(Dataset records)
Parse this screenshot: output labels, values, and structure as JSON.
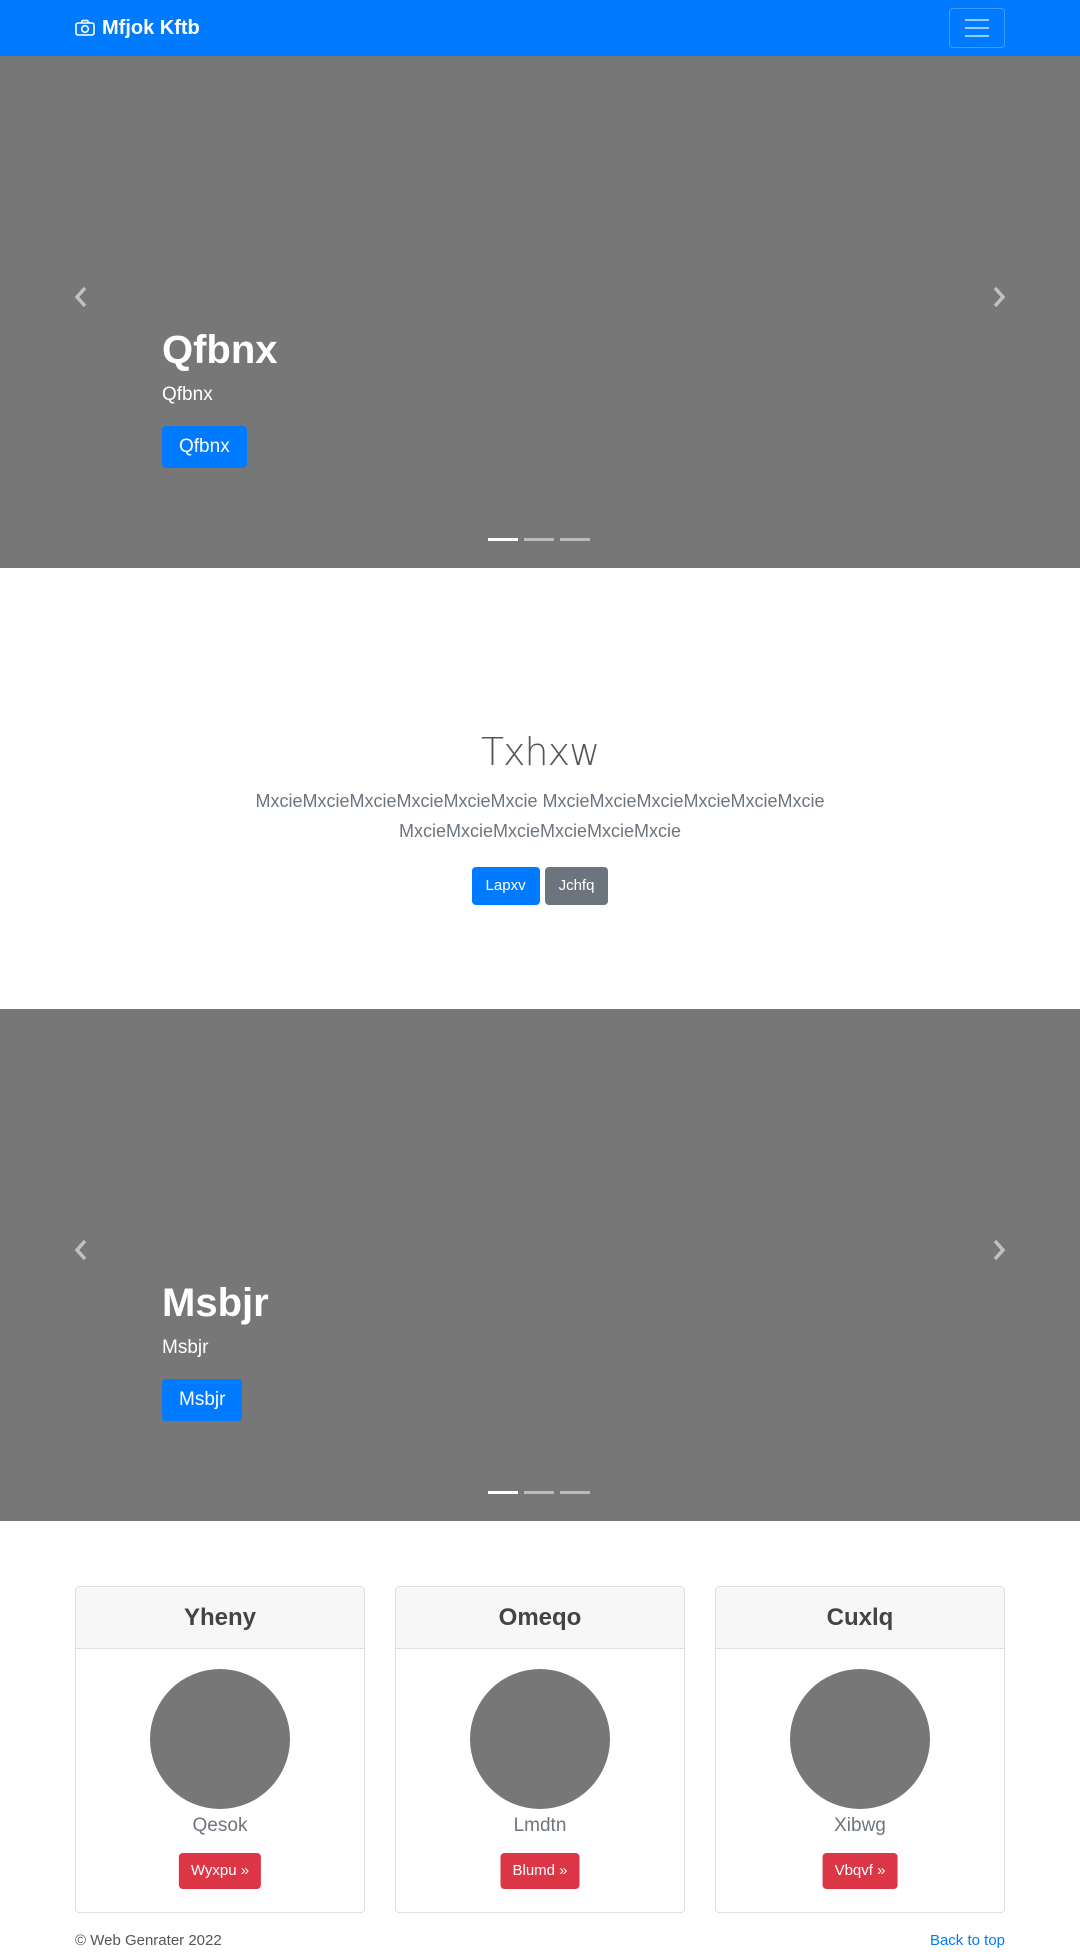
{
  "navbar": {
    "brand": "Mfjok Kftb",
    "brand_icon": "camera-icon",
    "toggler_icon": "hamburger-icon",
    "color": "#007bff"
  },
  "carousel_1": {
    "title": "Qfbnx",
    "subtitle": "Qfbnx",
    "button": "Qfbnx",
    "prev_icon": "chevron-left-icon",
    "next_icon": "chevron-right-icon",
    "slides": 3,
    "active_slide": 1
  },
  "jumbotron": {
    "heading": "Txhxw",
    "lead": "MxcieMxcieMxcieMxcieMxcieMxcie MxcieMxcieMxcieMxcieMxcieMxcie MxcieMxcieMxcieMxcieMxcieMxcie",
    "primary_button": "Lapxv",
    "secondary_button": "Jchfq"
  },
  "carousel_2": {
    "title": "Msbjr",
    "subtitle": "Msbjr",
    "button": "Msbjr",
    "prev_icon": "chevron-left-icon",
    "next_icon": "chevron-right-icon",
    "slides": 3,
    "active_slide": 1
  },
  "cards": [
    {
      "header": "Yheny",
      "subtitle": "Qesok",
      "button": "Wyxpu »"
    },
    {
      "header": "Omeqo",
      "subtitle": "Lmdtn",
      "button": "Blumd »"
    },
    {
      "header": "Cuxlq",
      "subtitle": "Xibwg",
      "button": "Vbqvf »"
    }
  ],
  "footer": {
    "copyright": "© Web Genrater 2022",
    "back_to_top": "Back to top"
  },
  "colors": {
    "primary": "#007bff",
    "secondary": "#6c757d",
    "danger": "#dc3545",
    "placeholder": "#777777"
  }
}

» Written problem:
Leave out all pictures, then copy the remaining material exactly.

» In response:
Parse this screenshot: output labels, values, and structure as JSON.
{
  "navbar": {
    "brand": "Mfjok Kftb",
    "brand_icon": "camera-icon",
    "toggler_icon": "hamburger-icon",
    "color": "#007bff"
  },
  "carousel_1": {
    "title": "Qfbnx",
    "subtitle": "Qfbnx",
    "button": "Qfbnx",
    "prev_icon": "chevron-left-icon",
    "next_icon": "chevron-right-icon",
    "slides": 3,
    "active_slide": 1
  },
  "jumbotron": {
    "heading": "Txhxw",
    "lead": "MxcieMxcieMxcieMxcieMxcieMxcie MxcieMxcieMxcieMxcieMxcieMxcie MxcieMxcieMxcieMxcieMxcieMxcie",
    "primary_button": "Lapxv",
    "secondary_button": "Jchfq"
  },
  "carousel_2": {
    "title": "Msbjr",
    "subtitle": "Msbjr",
    "button": "Msbjr",
    "prev_icon": "chevron-left-icon",
    "next_icon": "chevron-right-icon",
    "slides": 3,
    "active_slide": 1
  },
  "cards": [
    {
      "header": "Yheny",
      "subtitle": "Qesok",
      "button": "Wyxpu »"
    },
    {
      "header": "Omeqo",
      "subtitle": "Lmdtn",
      "button": "Blumd »"
    },
    {
      "header": "Cuxlq",
      "subtitle": "Xibwg",
      "button": "Vbqvf »"
    }
  ],
  "footer": {
    "copyright": "© Web Genrater 2022",
    "back_to_top": "Back to top"
  },
  "colors": {
    "primary": "#007bff",
    "secondary": "#6c757d",
    "danger": "#dc3545",
    "placeholder": "#777777"
  }
}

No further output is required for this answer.